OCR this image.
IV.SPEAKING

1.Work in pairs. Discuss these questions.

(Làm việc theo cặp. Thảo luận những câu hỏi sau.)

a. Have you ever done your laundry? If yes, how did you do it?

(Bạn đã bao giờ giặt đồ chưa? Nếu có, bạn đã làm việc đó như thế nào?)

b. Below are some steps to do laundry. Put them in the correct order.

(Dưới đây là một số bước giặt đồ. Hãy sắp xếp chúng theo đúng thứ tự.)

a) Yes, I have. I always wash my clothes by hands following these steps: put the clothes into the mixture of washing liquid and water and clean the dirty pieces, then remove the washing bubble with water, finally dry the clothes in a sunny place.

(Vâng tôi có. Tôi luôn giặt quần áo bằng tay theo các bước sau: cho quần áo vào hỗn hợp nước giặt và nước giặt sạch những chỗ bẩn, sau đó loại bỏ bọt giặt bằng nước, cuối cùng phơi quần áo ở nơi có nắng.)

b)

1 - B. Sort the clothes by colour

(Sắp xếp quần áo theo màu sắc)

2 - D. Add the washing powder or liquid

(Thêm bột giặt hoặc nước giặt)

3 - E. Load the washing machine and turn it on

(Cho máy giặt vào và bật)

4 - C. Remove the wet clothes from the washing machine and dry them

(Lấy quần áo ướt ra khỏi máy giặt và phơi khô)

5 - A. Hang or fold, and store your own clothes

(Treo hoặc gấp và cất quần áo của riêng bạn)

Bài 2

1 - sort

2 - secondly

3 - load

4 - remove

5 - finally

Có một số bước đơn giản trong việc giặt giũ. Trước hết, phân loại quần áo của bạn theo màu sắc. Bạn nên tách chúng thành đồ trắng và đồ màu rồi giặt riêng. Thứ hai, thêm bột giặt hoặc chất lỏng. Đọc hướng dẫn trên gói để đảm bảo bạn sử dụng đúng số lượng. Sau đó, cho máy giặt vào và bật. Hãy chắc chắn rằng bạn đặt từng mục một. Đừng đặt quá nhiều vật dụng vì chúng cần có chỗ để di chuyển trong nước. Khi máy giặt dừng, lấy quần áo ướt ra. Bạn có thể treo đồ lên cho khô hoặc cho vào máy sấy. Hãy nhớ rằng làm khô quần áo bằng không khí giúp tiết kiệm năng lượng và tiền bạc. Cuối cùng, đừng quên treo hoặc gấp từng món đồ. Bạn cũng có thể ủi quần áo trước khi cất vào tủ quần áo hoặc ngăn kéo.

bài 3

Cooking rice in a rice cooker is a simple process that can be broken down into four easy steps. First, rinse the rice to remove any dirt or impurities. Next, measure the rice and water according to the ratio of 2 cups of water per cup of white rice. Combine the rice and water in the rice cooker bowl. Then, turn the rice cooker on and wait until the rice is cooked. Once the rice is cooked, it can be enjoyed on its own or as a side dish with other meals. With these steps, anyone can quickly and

--------------------------------

- **AIM**: From the entries above, copy out every line where the string "chúng" appears.

- **FULL SOLUTION**:
(Dưới đây là một số bước giặt đồ. Hãy sắp xếp chúng theo đúng thứ tự.)
Có một số bước đơn giản trong việc giặt giũ. Trước hết, phân loại quần áo của bạn theo màu sắc. Bạn nên tách chúng thành đồ trắng và đồ màu rồi giặt riêng. Thứ hai, thêm bột giặt hoặc chất lỏng. Đọc hướng dẫn trên gói để đảm bảo bạn sử dụng đúng số lượng. Sau đó, cho máy giặt vào và bật. Hãy chắc chắn rằng bạn đặt từng mục một. Đừng đặt quá nhiều vật dụng vì chúng cần có chỗ để di chuyển trong nước. Khi máy giặt dừng, lấy quần áo ướt ra. Bạn có thể treo đồ lên cho khô hoặc cho vào máy sấy. Hãy nhớ rằng làm khô quần áo bằng không khí giúp tiết kiệm năng lượng và tiền bạc. Cuối cùng, đừng quên treo hoặc gấp từng món đồ. Bạn cũng có thể ủi quần áo trước khi cất vào tủ quần áo hoặc ngăn kéo.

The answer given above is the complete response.